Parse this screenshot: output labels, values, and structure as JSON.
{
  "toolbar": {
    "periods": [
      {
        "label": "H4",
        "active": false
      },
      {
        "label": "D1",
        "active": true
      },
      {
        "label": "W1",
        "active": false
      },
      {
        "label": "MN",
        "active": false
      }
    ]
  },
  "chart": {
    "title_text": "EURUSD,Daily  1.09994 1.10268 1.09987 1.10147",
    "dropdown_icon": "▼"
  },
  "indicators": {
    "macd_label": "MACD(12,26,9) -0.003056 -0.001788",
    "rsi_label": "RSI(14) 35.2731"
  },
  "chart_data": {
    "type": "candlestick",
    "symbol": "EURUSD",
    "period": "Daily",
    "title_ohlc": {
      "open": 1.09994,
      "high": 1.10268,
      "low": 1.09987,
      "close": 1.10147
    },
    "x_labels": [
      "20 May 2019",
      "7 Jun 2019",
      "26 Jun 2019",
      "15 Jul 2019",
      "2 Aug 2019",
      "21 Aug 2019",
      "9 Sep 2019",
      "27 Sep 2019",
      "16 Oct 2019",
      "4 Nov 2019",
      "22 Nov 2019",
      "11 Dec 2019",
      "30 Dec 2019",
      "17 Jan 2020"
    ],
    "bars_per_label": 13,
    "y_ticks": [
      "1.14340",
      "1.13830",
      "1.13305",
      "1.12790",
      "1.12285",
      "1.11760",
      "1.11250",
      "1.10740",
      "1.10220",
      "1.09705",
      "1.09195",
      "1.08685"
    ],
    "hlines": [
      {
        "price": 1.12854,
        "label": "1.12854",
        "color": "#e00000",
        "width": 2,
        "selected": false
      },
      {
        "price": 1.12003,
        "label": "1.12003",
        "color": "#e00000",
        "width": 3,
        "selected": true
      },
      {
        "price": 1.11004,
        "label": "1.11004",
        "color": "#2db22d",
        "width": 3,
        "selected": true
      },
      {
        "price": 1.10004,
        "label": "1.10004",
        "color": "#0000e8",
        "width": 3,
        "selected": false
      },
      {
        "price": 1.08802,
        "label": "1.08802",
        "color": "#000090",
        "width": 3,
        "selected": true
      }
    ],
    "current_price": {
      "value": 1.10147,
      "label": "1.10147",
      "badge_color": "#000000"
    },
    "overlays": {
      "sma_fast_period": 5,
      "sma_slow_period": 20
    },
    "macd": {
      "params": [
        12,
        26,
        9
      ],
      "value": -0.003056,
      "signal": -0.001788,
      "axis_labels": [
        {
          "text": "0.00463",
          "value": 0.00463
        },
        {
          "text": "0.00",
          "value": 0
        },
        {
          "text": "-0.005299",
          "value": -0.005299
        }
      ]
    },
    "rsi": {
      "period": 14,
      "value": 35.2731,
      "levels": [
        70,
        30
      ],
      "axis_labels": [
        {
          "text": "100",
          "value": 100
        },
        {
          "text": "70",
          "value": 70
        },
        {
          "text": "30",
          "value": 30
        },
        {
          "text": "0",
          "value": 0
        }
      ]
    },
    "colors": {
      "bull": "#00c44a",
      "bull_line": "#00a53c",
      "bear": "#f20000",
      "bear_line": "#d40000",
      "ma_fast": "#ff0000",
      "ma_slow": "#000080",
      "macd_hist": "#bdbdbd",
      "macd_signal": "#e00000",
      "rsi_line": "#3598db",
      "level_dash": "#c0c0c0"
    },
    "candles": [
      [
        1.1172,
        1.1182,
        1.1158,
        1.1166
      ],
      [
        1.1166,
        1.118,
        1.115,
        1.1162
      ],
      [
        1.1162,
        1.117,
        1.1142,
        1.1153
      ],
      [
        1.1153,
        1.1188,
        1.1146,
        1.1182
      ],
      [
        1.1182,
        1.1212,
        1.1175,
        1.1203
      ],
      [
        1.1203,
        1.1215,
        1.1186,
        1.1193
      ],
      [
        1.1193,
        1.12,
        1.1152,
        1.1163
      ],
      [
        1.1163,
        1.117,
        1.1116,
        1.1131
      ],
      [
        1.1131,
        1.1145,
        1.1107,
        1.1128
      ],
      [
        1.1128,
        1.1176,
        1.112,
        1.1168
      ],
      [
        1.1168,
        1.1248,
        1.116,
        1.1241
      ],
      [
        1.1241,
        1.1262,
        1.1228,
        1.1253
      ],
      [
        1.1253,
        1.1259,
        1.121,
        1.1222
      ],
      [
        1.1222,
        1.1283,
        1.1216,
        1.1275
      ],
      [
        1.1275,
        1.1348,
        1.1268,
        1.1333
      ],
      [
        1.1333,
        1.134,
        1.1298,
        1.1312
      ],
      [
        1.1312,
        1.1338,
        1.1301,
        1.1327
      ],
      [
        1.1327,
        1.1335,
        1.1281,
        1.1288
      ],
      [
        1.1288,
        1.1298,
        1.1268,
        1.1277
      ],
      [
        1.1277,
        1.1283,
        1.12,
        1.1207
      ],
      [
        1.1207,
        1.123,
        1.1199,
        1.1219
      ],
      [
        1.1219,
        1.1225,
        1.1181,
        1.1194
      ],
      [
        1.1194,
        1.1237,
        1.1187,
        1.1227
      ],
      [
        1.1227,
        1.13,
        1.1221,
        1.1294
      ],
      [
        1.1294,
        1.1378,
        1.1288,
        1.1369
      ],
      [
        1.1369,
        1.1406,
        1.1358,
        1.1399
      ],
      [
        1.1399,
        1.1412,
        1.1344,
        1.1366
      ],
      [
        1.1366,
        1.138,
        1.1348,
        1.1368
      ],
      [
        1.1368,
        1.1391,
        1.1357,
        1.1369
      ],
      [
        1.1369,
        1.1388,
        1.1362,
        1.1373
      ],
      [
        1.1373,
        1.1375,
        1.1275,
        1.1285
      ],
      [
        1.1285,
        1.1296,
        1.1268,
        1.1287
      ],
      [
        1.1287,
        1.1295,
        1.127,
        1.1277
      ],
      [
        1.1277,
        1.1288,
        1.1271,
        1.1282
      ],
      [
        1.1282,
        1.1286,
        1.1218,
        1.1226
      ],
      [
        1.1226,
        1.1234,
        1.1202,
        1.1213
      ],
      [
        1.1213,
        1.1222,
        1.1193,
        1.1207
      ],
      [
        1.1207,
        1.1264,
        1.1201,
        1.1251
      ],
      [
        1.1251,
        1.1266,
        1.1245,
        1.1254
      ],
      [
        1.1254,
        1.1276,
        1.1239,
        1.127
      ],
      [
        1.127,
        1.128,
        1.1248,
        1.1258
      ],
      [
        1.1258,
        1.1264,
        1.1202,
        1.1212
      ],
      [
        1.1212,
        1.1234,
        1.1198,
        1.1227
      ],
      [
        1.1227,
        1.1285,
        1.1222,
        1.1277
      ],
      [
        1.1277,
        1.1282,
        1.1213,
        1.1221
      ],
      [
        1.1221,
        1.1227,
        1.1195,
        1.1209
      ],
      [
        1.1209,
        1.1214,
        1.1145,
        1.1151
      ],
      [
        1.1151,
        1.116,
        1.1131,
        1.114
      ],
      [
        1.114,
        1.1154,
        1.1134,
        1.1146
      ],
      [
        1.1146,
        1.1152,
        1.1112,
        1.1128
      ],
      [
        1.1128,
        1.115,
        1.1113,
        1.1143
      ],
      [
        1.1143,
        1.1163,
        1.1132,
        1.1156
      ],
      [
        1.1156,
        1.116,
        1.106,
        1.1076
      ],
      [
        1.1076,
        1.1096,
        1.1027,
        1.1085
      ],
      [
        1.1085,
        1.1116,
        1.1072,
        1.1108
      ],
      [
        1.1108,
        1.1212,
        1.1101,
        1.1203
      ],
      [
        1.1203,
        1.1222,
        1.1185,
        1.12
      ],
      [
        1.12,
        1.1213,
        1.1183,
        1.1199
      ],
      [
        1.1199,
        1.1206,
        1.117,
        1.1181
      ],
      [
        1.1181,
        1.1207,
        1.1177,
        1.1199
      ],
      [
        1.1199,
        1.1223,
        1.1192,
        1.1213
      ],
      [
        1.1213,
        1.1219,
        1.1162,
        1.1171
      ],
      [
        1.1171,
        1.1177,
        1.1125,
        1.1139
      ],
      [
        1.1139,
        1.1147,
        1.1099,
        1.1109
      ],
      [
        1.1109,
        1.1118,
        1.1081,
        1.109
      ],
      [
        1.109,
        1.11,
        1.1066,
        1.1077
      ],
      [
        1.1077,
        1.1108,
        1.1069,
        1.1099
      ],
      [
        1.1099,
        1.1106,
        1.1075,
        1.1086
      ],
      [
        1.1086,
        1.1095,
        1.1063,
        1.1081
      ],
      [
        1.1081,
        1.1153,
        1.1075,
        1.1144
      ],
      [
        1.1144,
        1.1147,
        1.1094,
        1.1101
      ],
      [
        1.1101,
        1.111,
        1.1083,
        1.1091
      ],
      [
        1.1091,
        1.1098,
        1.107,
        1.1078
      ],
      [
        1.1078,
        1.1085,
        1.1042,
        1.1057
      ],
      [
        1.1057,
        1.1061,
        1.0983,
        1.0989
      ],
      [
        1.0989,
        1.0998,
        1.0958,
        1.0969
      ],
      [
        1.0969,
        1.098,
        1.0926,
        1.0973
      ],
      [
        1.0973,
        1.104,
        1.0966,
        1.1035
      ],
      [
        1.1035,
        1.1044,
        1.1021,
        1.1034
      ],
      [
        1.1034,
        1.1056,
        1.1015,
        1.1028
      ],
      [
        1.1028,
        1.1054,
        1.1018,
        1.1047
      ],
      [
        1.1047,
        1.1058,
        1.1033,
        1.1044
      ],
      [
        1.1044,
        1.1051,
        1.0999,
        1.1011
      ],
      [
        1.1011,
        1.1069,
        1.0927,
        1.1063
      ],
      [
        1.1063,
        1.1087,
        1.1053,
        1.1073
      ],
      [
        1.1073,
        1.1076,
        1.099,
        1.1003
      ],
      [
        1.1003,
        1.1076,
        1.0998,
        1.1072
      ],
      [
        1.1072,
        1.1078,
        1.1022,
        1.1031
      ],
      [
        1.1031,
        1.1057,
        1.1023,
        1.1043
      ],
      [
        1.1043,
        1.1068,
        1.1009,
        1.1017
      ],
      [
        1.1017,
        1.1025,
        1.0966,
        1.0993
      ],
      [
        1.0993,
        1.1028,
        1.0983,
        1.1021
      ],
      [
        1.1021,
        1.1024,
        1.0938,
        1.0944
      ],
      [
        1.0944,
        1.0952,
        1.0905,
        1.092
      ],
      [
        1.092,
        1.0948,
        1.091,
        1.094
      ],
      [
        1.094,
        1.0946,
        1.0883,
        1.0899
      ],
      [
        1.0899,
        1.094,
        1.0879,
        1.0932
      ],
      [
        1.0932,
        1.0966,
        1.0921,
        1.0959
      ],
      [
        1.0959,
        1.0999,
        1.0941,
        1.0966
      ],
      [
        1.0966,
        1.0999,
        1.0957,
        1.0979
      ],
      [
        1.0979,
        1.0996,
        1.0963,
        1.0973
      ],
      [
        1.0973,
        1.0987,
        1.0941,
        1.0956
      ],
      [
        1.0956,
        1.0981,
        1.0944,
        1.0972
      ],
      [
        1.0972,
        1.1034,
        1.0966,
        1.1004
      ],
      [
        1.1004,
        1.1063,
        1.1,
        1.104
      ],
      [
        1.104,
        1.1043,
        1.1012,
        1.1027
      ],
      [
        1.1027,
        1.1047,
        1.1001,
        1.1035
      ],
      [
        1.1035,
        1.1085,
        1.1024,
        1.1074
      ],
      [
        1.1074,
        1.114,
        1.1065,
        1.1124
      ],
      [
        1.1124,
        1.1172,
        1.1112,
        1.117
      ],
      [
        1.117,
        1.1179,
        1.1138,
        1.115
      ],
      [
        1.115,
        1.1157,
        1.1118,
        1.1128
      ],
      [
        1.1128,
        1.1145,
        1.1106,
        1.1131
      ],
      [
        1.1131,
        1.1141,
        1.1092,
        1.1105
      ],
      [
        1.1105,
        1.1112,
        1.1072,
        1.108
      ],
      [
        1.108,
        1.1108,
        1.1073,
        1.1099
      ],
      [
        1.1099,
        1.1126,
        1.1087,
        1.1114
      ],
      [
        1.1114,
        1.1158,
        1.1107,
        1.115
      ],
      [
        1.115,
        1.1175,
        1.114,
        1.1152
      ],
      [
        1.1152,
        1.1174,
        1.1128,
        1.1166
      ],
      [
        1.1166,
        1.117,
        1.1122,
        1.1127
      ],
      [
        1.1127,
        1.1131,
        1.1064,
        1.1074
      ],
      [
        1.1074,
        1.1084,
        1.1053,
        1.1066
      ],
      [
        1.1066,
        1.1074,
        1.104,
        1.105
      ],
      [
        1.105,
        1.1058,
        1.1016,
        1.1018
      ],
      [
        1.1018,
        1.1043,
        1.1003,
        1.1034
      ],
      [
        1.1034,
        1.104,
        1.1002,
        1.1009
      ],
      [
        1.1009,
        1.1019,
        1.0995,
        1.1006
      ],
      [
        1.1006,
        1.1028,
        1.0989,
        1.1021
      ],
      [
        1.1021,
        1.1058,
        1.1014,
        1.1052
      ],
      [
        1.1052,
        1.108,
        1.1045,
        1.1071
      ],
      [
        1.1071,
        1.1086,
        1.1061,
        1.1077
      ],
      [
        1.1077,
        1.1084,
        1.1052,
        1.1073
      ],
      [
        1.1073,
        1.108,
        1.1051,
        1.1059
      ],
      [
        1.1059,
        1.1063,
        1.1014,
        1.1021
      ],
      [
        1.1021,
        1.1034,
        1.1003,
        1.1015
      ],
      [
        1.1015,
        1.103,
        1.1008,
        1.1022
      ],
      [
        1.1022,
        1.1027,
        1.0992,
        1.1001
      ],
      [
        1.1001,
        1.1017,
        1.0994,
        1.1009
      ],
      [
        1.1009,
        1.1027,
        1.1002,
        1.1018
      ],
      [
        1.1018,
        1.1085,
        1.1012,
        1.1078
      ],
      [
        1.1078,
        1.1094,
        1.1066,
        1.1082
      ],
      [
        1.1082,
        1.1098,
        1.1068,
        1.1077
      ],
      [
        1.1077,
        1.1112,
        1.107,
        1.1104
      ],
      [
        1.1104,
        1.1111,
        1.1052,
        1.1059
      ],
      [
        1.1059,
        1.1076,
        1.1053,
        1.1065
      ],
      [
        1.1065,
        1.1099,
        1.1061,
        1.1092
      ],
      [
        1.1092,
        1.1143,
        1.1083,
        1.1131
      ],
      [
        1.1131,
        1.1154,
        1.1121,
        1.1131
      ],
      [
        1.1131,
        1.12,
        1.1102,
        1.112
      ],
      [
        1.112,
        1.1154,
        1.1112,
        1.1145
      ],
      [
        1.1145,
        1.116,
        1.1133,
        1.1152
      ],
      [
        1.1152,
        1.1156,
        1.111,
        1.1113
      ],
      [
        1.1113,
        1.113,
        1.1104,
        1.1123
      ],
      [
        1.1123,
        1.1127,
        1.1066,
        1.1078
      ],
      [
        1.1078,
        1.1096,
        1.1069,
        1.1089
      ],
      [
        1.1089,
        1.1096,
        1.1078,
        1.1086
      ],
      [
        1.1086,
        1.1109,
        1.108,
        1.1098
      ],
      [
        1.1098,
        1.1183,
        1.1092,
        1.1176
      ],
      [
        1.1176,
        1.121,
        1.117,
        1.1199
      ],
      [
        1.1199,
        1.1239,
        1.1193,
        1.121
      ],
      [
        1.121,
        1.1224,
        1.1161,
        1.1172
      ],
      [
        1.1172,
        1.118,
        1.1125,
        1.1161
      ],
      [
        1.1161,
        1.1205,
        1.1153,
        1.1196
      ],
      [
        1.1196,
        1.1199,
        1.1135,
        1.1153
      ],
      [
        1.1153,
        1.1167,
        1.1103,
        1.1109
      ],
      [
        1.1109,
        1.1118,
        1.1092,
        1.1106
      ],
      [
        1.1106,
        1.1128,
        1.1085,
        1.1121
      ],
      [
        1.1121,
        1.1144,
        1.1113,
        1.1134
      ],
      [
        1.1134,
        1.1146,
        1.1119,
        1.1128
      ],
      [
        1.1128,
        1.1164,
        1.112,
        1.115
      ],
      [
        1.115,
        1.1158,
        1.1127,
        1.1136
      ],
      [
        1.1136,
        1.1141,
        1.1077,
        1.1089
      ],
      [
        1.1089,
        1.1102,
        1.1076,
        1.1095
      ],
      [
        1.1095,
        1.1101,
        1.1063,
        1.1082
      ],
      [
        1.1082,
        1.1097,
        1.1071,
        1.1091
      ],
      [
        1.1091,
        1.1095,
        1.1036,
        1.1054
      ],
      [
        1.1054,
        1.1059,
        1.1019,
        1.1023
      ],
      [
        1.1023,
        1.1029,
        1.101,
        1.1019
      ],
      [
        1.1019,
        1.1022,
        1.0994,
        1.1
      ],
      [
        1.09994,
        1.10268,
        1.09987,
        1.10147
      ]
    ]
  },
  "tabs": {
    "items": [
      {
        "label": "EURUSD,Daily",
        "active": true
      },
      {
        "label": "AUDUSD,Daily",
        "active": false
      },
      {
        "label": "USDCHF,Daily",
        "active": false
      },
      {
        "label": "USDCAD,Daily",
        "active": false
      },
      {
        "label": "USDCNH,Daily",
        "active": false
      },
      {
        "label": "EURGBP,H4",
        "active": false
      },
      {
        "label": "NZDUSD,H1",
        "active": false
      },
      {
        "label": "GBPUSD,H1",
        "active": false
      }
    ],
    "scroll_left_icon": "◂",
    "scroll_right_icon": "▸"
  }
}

> _Your task_
Locate the word "Daily" in the entries, and copy every line where it is found.

> _Complete answer_
    "title_text": "EURUSD,Daily  1.09994 1.10268 1.09987 1.10147",
    "period": "Daily",
        "label": "EURUSD,Daily",
        "label": "AUDUSD,Daily",
        "label": "USDCHF,Daily",
        "label": "USDCAD,Daily",
        "label": "USDCNH,Daily",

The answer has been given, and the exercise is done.